### STATED PROBLEM
Copy the rows below verbatim, from the line with "expr: = 67 — [538, 872, 754, 909]" up to and including the line with "text: 237 ÷ 9 = 26……3 — [538, 160, 970, 197]".

-------- DATA SUPPLIED

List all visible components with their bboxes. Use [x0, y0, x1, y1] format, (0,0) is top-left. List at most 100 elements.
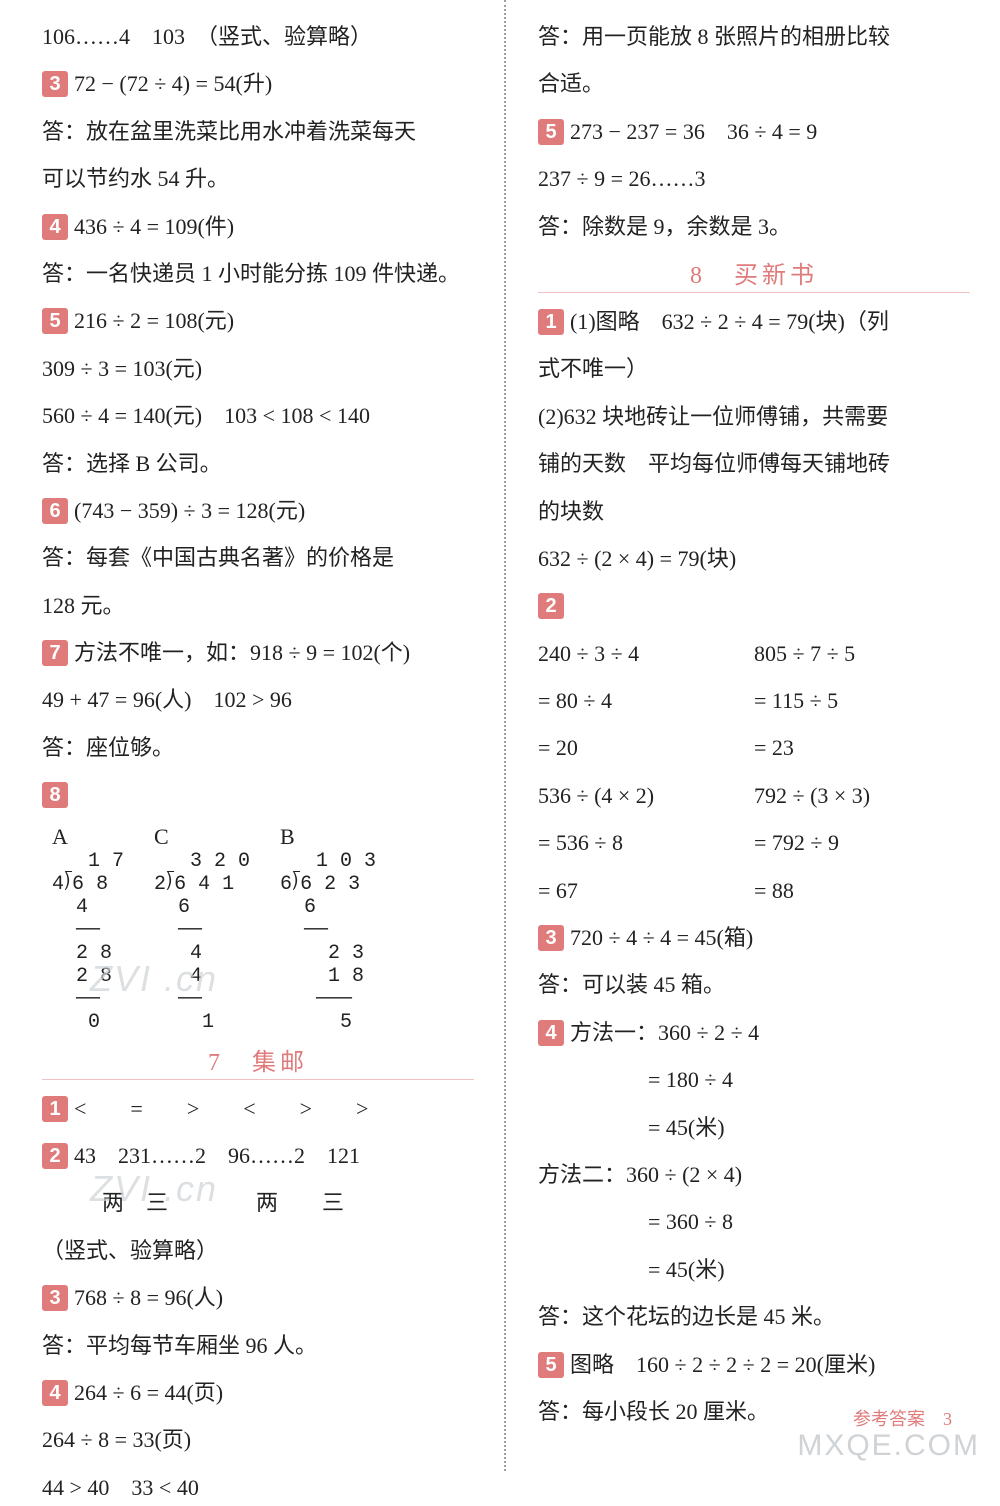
expr: = 67 — [538, 872, 754, 909]
text: 两 三 两 三 — [42, 1184, 474, 1221]
text: 5216 ÷ 2 = 108(元) — [42, 302, 474, 339]
badge-8: 8 — [42, 782, 68, 808]
page-number-label: 参考答案 — [853, 1409, 925, 1429]
badge-6: 6 — [42, 498, 68, 524]
text: 44 > 40 33 < 40 — [42, 1469, 474, 1506]
text: 1< = > < > > — [42, 1090, 474, 1127]
long-division-row: A 1 7 4⟌6 8 4 ── 2 8 2 8 ── 0 C 3 2 0 2⟌… — [52, 824, 474, 1034]
label: B — [280, 824, 295, 849]
badge-7: 7 — [42, 640, 68, 666]
text: 答：除数是 9，余数是 3。 — [538, 208, 970, 245]
expr: 264 ÷ 6 = 44(页) — [74, 1380, 223, 1405]
expr: 图略 160 ÷ 2 ÷ 2 ÷ 2 = 20(厘米) — [570, 1352, 875, 1377]
text: 答：平均每节车厢坐 96 人。 — [42, 1327, 474, 1364]
page-number-value: 3 — [943, 1409, 952, 1429]
badge-4b: 4 — [42, 1380, 68, 1406]
text: 式不唯一） — [538, 350, 970, 387]
page-number: 参考答案 3 — [853, 1405, 952, 1431]
expr: 216 ÷ 2 = 108(元) — [74, 308, 234, 333]
expr: = 20 — [538, 729, 754, 766]
expr: 536 ÷ (4 × 2) — [538, 777, 754, 814]
expr: = 45(米) — [538, 1251, 970, 1288]
text: 237 ÷ 9 = 26……3 — [538, 160, 970, 197]
text: 答：每套《中国古典名著》的价格是 — [42, 539, 474, 576]
text: 3720 ÷ 4 ÷ 4 = 45(箱) — [538, 919, 970, 956]
badge-3: 3 — [42, 71, 68, 97]
text: 372 − (72 ÷ 4) = 54(升) — [42, 65, 474, 102]
label: C — [154, 824, 169, 849]
expr: 805 ÷ 7 ÷ 5 — [754, 635, 970, 672]
expr: 273 − 237 = 36 36 ÷ 4 = 9 — [570, 119, 817, 144]
text: 3768 ÷ 8 = 96(人) — [42, 1279, 474, 1316]
right-column: 答：用一页能放 8 张照片的相册比较 合适。 5273 − 237 = 36 3… — [504, 0, 1000, 1471]
text: 128 元。 — [42, 587, 474, 624]
footer-watermark: MXQE.COM — [797, 1429, 980, 1463]
text: 答：放在盆里洗菜比用水冲着洗菜每天 — [42, 113, 474, 150]
badge-5: 5 — [42, 308, 68, 334]
expr: 240 ÷ 3 ÷ 4 — [538, 635, 754, 672]
badge-4: 4 — [538, 1020, 564, 1046]
expr: 方法不唯一，如：918 ÷ 9 = 102(个) — [74, 640, 410, 665]
badge-3b: 3 — [42, 1285, 68, 1311]
badge-1: 1 — [42, 1096, 68, 1122]
text: 答：这个花坛的边长是 45 米。 — [538, 1298, 970, 1335]
expr: (743 − 359) ÷ 3 = 128(元) — [74, 498, 305, 523]
expr: = 115 ÷ 5 — [754, 682, 970, 719]
section-8-heading: 8 买新书 — [538, 255, 970, 293]
text: 答：座位够。 — [42, 729, 474, 766]
text: 49 + 47 = 96(人) 102 > 96 — [42, 681, 474, 718]
expr: = 360 ÷ 8 — [538, 1203, 970, 1240]
expr: 768 ÷ 8 = 96(人) — [74, 1285, 223, 1310]
longdiv-work: 1 0 3 6⟌6 2 3 6 ── 2 3 1 8 ─── 5 — [280, 850, 376, 1034]
expr: = 88 — [754, 872, 970, 909]
text: 答：可以装 45 箱。 — [538, 966, 970, 1003]
text: 4264 ÷ 6 = 44(页) — [42, 1374, 474, 1411]
expr: = 180 ÷ 4 — [538, 1061, 970, 1098]
badge-4: 4 — [42, 214, 68, 240]
expr: = 792 ÷ 9 — [754, 824, 970, 861]
page: 106……4 103 （竖式、验算略） 372 − (72 ÷ 4) = 54(… — [0, 0, 1000, 1471]
text: 5273 − 237 = 36 36 ÷ 4 = 9 — [538, 113, 970, 150]
text: 答：用一页能放 8 张照片的相册比较 — [538, 18, 970, 55]
expr: 43 231……2 96……2 121 — [74, 1143, 360, 1168]
expr: = 536 ÷ 8 — [538, 824, 754, 861]
text: 4436 ÷ 4 = 109(件) — [42, 208, 474, 245]
expr: = 45(米) — [538, 1109, 970, 1146]
expr: 792 ÷ (3 × 3) — [754, 777, 970, 814]
text: 632 ÷ (2 × 4) = 79(块) — [538, 540, 970, 577]
section-7-heading: 7 集邮 — [42, 1042, 474, 1080]
text: 1(1)图略 632 ÷ 2 ÷ 4 = 79(块)（列 — [538, 303, 970, 340]
two-column-work: 240 ÷ 3 ÷ 4 = 80 ÷ 4 = 20 536 ÷ (4 × 2) … — [538, 635, 970, 919]
longdiv-b: B 1 0 3 6⟌6 2 3 6 ── 2 3 1 8 ─── 5 — [280, 824, 376, 1034]
text: 243 231……2 96……2 121 — [42, 1137, 474, 1174]
text: 560 ÷ 4 = 140(元) 103 < 108 < 140 — [42, 397, 474, 434]
expr: 方法一：360 ÷ 2 ÷ 4 — [570, 1020, 759, 1045]
longdiv-work: 3 2 0 2⟌6 4 1 6 ── 4 4 ── 1 — [154, 850, 250, 1034]
text: 合适。 — [538, 65, 970, 102]
expr: = 23 — [754, 729, 970, 766]
left-column: 106……4 103 （竖式、验算略） 372 − (72 ÷ 4) = 54(… — [0, 0, 504, 1471]
text: （竖式、验算略） — [42, 1232, 474, 1269]
label: A — [52, 824, 68, 849]
text: 264 ÷ 8 = 33(页) — [42, 1421, 474, 1458]
text: 309 ÷ 3 = 103(元) — [42, 350, 474, 387]
text: 106……4 103 （竖式、验算略） — [42, 18, 474, 55]
text: 7方法不唯一，如：918 ÷ 9 = 102(个) — [42, 634, 474, 671]
text: (2)632 块地砖让一位师傅铺，共需要 — [538, 398, 970, 435]
text: 的块数 — [538, 493, 970, 530]
expr: 720 ÷ 4 ÷ 4 = 45(箱) — [570, 925, 753, 950]
work-col-b: 805 ÷ 7 ÷ 5 = 115 ÷ 5 = 23 792 ÷ (3 × 3)… — [754, 635, 970, 919]
expr: (1)图略 632 ÷ 2 ÷ 4 = 79(块)（列 — [570, 309, 889, 334]
expr: < = > < > > — [74, 1096, 368, 1121]
text: 答：一名快递员 1 小时能分拣 109 件快递。 — [42, 255, 474, 292]
text: 2 — [538, 587, 970, 624]
badge-2: 2 — [42, 1143, 68, 1169]
text: 方法二：360 ÷ (2 × 4) — [538, 1156, 970, 1193]
expr: = 80 ÷ 4 — [538, 682, 754, 719]
badge-5b: 5 — [538, 1352, 564, 1378]
expr: 72 − (72 ÷ 4) = 54(升) — [74, 71, 272, 96]
text: 6(743 − 359) ÷ 3 = 128(元) — [42, 492, 474, 529]
badge-5: 5 — [538, 119, 564, 145]
expr: 436 ÷ 4 = 109(件) — [74, 214, 234, 239]
badge-3: 3 — [538, 925, 564, 951]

----------------

### RESPONSE BELOW
expr: = 67 — [538, 872, 754, 909]
text: 两 三 两 三 — [42, 1184, 474, 1221]
text: 5216 ÷ 2 = 108(元) — [42, 302, 474, 339]
badge-8: 8 — [42, 782, 68, 808]
page-number-label: 参考答案 — [853, 1409, 925, 1429]
badge-6: 6 — [42, 498, 68, 524]
text: 44 > 40 33 < 40 — [42, 1469, 474, 1506]
text: 1< = > < > > — [42, 1090, 474, 1127]
long-division-row: A 1 7 4⟌6 8 4 ── 2 8 2 8 ── 0 C 3 2 0 2⟌… — [52, 824, 474, 1034]
label: B — [280, 824, 295, 849]
badge-7: 7 — [42, 640, 68, 666]
text: 答：除数是 9，余数是 3。 — [538, 208, 970, 245]
expr: 264 ÷ 6 = 44(页) — [74, 1380, 223, 1405]
expr: 图略 160 ÷ 2 ÷ 2 ÷ 2 = 20(厘米) — [570, 1352, 875, 1377]
text: 答：平均每节车厢坐 96 人。 — [42, 1327, 474, 1364]
page-number-value: 3 — [943, 1409, 952, 1429]
badge-4b: 4 — [42, 1380, 68, 1406]
text: 式不唯一） — [538, 350, 970, 387]
page-number: 参考答案 3 — [853, 1405, 952, 1431]
expr: 216 ÷ 2 = 108(元) — [74, 308, 234, 333]
expr: = 20 — [538, 729, 754, 766]
expr: 536 ÷ (4 × 2) — [538, 777, 754, 814]
expr: = 45(米) — [538, 1251, 970, 1288]
text: 237 ÷ 9 = 26……3 — [538, 160, 970, 197]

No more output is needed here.